─── Supplied records ───

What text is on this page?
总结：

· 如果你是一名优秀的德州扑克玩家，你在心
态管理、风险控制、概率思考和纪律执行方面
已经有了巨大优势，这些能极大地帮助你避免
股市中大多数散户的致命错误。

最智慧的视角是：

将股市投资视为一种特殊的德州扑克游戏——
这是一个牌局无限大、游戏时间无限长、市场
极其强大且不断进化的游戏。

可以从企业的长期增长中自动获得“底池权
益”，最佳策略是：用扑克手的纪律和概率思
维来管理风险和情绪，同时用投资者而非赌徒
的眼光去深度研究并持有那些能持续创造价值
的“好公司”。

───

* [Problem to solve] Please repeat all the records above exactly as they appear.

* [Problem solution]
What text is on this page?
总结：

· 如果你是一名优秀的德州扑克玩家，你在心
态管理、风险控制、概率思考和纪律执行方面
已经有了巨大优势，这些能极大地帮助你避免
股市中大多数散户的致命错误。

最智慧的视角是：

将股市投资视为一种特殊的德州扑克游戏——
这是一个牌局无限大、游戏时间无限长、市场
极其强大且不断进化的游戏。

可以从企业的长期增长中自动获得“底池权
益”，最佳策略是：用扑克手的纪律和概率思
维来管理风险和情绪，同时用投资者而非赌徒
的眼光去深度研究并持有那些能持续创造价值
的“好公司”。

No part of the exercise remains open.